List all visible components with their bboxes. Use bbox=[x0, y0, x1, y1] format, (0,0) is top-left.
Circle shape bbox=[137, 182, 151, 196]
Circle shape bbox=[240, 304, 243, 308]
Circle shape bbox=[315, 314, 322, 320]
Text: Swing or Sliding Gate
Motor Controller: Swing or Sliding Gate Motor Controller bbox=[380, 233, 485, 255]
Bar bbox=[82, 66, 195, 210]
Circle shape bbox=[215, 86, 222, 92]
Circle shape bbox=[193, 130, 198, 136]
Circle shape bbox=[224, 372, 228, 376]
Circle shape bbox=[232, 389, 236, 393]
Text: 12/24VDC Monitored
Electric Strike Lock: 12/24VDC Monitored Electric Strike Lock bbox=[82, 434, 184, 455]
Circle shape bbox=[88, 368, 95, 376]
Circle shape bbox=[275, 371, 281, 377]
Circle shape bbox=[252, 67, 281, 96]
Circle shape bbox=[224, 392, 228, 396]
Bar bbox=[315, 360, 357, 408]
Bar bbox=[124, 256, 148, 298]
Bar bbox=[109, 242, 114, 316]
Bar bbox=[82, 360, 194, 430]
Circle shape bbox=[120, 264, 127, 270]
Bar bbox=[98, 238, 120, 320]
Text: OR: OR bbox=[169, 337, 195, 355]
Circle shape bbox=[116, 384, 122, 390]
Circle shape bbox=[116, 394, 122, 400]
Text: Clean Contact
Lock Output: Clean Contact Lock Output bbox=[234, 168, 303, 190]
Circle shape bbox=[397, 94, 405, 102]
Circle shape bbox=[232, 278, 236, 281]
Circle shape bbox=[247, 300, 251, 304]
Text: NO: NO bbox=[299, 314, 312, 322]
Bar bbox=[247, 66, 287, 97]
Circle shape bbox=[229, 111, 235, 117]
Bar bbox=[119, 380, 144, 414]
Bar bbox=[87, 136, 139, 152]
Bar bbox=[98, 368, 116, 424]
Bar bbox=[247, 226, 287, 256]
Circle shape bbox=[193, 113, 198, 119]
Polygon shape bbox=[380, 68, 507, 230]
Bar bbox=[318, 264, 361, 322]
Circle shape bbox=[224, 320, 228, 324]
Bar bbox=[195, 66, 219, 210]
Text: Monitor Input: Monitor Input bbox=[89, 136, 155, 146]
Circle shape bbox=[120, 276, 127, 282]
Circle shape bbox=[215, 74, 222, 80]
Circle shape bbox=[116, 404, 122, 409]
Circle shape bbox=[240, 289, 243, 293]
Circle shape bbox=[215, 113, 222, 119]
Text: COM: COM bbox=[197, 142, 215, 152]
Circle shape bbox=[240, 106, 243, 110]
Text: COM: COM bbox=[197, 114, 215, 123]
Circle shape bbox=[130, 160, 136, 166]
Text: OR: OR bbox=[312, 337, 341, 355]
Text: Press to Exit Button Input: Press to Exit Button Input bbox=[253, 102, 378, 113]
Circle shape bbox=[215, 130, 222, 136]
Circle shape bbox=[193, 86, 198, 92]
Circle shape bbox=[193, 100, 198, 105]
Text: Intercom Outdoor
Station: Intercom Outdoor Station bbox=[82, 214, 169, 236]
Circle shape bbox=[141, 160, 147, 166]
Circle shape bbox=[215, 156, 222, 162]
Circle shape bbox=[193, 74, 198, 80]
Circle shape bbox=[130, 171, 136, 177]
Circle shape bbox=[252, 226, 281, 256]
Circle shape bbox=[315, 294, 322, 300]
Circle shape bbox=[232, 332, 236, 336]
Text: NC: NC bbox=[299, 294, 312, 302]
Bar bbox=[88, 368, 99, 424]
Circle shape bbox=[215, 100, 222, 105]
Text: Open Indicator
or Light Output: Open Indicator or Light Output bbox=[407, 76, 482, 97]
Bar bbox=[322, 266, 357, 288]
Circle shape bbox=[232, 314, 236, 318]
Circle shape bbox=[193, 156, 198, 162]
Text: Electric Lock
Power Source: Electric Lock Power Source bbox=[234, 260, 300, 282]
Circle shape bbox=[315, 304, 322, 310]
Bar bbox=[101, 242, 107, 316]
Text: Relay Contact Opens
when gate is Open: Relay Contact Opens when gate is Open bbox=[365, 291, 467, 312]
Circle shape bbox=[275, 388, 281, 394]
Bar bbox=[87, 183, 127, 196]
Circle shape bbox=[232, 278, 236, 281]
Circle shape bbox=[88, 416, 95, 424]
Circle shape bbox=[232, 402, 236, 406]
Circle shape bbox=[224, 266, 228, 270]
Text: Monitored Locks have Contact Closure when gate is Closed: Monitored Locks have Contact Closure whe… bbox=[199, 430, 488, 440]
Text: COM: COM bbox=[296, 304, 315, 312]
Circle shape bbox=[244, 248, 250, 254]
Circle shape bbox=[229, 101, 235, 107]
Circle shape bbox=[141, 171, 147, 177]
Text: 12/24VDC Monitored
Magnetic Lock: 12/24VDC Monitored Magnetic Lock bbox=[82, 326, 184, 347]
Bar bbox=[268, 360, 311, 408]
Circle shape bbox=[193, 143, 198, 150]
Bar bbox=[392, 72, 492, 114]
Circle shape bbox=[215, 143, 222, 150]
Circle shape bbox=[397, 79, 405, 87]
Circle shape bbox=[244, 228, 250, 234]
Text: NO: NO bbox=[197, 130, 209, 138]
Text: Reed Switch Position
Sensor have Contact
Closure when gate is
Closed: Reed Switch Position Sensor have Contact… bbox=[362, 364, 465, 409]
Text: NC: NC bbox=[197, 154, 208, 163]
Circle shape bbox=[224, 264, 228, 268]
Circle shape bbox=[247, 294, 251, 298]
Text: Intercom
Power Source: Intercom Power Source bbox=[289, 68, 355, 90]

....

■ WHAT TO DO ■
Extract the listing word for word, starting at its first line and ending at the line that contains "Circle shape bbox=[215, 86, 222, 92]", with both of those lines included and nothing else.

■ EXPECTED OUTPUT ■
List all visible components with their bboxes. Use bbox=[x0, y0, x1, y1] format, (0,0) is top-left.
Circle shape bbox=[137, 182, 151, 196]
Circle shape bbox=[240, 304, 243, 308]
Circle shape bbox=[315, 314, 322, 320]
Text: Swing or Sliding Gate
Motor Controller: Swing or Sliding Gate Motor Controller bbox=[380, 233, 485, 255]
Bar bbox=[82, 66, 195, 210]
Circle shape bbox=[215, 86, 222, 92]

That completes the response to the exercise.